┌─ The records

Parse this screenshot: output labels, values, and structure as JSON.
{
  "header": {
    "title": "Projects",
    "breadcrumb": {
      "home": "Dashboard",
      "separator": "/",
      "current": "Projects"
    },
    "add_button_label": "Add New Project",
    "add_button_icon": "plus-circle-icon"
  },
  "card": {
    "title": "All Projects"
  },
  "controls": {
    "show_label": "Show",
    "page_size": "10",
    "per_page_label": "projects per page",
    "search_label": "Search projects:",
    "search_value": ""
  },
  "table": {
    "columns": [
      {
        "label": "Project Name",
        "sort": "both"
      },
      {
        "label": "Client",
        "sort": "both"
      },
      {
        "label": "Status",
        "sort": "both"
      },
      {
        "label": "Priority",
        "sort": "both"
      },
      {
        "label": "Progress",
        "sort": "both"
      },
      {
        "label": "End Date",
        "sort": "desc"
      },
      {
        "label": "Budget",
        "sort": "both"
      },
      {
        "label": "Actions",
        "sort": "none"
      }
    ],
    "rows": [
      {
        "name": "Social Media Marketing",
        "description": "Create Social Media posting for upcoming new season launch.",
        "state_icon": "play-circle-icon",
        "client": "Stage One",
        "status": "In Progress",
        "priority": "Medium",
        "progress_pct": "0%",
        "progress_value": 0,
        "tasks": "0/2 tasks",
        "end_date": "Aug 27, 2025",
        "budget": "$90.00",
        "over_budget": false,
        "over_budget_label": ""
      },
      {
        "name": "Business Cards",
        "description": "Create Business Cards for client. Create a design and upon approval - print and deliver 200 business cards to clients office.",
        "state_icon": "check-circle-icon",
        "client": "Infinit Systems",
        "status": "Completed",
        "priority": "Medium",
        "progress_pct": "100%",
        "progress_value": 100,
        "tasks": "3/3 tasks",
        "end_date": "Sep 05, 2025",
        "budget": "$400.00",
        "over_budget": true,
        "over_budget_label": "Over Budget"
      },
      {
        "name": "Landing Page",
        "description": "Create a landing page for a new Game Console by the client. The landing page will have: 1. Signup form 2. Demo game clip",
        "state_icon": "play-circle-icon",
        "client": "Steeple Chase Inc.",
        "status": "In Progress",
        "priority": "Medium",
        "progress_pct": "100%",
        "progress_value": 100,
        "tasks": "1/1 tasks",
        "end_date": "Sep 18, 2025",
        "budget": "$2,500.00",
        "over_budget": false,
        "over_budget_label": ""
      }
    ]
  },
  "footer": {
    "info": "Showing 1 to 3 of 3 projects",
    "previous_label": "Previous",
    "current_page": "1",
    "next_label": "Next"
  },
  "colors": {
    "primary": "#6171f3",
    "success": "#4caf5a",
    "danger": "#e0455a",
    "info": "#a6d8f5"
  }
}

└─

Task instructions |
Give all the records again. Match them exactly.

Task response |
Parse this screenshot: output labels, values, and structure as JSON.
{
  "header": {
    "title": "Projects",
    "breadcrumb": {
      "home": "Dashboard",
      "separator": "/",
      "current": "Projects"
    },
    "add_button_label": "Add New Project",
    "add_button_icon": "plus-circle-icon"
  },
  "card": {
    "title": "All Projects"
  },
  "controls": {
    "show_label": "Show",
    "page_size": "10",
    "per_page_label": "projects per page",
    "search_label": "Search projects:",
    "search_value": ""
  },
  "table": {
    "columns": [
      {
        "label": "Project Name",
        "sort": "both"
      },
      {
        "label": "Client",
        "sort": "both"
      },
      {
        "label": "Status",
        "sort": "both"
      },
      {
        "label": "Priority",
        "sort": "both"
      },
      {
        "label": "Progress",
        "sort": "both"
      },
      {
        "label": "End Date",
        "sort": "desc"
      },
      {
        "label": "Budget",
        "sort": "both"
      },
      {
        "label": "Actions",
        "sort": "none"
      }
    ],
    "rows": [
      {
        "name": "Social Media Marketing",
        "description": "Create Social Media posting for upcoming new season launch.",
        "state_icon": "play-circle-icon",
        "client": "Stage One",
        "status": "In Progress",
        "priority": "Medium",
        "progress_pct": "0%",
        "progress_value": 0,
        "tasks": "0/2 tasks",
        "end_date": "Aug 27, 2025",
        "budget": "$90.00",
        "over_budget": false,
        "over_budget_label": ""
      },
      {
        "name": "Business Cards",
        "description": "Create Business Cards for client. Create a design and upon approval - print and deliver 200 business cards to clients office.",
        "state_icon": "check-circle-icon",
        "client": "Infinit Systems",
        "status": "Completed",
        "priority": "Medium",
        "progress_pct": "100%",
        "progress_value": 100,
        "tasks": "3/3 tasks",
        "end_date": "Sep 05, 2025",
        "budget": "$400.00",
        "over_budget": true,
        "over_budget_label": "Over Budget"
      },
      {
        "name": "Landing Page",
        "description": "Create a landing page for a new Game Console by the client. The landing page will have: 1. Signup form 2. Demo game clip",
        "state_icon": "play-circle-icon",
        "client": "Steeple Chase Inc.",
        "status": "In Progress",
        "priority": "Medium",
        "progress_pct": "100%",
        "progress_value": 100,
        "tasks": "1/1 tasks",
        "end_date": "Sep 18, 2025",
        "budget": "$2,500.00",
        "over_budget": false,
        "over_budget_label": ""
      }
    ]
  },
  "footer": {
    "info": "Showing 1 to 3 of 3 projects",
    "previous_label": "Previous",
    "current_page": "1",
    "next_label": "Next"
  },
  "colors": {
    "primary": "#6171f3",
    "success": "#4caf5a",
    "danger": "#e0455a",
    "info": "#a6d8f5"
  }
}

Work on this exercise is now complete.